===== INPUT MATERIAL =====
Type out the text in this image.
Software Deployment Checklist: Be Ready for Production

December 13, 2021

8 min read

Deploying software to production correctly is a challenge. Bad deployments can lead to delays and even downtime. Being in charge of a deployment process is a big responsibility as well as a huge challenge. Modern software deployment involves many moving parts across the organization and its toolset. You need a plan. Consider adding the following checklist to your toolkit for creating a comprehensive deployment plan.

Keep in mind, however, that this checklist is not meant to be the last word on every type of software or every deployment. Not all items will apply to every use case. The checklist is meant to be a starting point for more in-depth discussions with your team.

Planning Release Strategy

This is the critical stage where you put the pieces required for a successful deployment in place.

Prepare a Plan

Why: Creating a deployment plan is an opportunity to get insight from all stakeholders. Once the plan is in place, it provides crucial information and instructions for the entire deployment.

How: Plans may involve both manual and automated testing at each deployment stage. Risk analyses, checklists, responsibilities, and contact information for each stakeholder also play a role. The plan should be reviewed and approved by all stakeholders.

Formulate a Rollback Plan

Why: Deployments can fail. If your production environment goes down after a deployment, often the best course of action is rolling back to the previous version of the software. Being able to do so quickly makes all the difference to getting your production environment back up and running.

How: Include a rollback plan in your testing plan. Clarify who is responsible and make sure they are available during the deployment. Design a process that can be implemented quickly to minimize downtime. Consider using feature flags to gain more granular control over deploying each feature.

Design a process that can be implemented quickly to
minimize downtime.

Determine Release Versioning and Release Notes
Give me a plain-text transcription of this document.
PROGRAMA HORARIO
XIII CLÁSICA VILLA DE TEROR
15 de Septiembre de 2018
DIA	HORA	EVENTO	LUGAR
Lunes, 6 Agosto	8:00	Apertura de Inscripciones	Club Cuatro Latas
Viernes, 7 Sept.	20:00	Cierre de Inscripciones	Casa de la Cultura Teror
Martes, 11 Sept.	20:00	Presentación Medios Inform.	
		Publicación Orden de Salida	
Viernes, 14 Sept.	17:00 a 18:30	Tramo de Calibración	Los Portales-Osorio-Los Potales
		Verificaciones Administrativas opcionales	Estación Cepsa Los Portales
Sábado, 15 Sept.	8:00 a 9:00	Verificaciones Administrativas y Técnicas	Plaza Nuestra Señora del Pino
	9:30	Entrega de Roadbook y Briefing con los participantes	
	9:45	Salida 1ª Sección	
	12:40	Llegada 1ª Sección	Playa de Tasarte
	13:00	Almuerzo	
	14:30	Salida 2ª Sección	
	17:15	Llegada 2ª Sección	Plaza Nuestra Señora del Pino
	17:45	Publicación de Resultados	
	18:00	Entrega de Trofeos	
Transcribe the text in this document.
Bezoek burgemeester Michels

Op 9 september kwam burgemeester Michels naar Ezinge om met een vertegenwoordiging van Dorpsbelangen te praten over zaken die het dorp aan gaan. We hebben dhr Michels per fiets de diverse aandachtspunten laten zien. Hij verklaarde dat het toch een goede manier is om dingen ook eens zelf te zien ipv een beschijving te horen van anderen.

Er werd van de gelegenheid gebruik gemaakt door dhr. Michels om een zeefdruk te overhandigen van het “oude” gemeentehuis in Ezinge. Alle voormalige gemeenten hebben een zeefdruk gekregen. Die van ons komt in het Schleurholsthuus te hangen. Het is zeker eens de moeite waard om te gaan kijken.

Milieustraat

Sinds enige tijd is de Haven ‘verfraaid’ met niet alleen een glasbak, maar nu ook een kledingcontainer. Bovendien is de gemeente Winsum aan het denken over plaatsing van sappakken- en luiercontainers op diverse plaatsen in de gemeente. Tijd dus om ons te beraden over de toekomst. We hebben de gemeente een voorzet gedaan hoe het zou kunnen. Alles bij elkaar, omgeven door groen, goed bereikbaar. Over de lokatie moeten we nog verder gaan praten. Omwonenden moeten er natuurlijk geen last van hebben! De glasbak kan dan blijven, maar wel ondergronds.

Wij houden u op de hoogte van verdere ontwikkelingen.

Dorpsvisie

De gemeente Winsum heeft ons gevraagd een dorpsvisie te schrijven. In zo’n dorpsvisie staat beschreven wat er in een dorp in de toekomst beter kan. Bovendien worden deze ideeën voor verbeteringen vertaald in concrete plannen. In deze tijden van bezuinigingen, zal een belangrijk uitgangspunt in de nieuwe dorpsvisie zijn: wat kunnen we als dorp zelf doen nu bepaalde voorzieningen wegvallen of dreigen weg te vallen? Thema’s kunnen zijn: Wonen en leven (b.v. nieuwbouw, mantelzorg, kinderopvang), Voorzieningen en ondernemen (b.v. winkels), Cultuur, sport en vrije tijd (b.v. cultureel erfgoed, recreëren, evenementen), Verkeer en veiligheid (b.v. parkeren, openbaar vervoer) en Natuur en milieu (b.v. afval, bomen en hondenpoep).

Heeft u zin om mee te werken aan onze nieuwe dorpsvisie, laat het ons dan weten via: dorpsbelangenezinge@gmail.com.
=====
## INSTRUCTION
Check each line above for the string "Inscripciones", then copy the ones that have it.

## ANSWER TO THE PROBLEM
Lunes, 6 Agosto	8:00	Apertura de Inscripciones	Club Cuatro Latas
Viernes, 7 Sept.	20:00	Cierre de Inscripciones	Casa de la Cultura Teror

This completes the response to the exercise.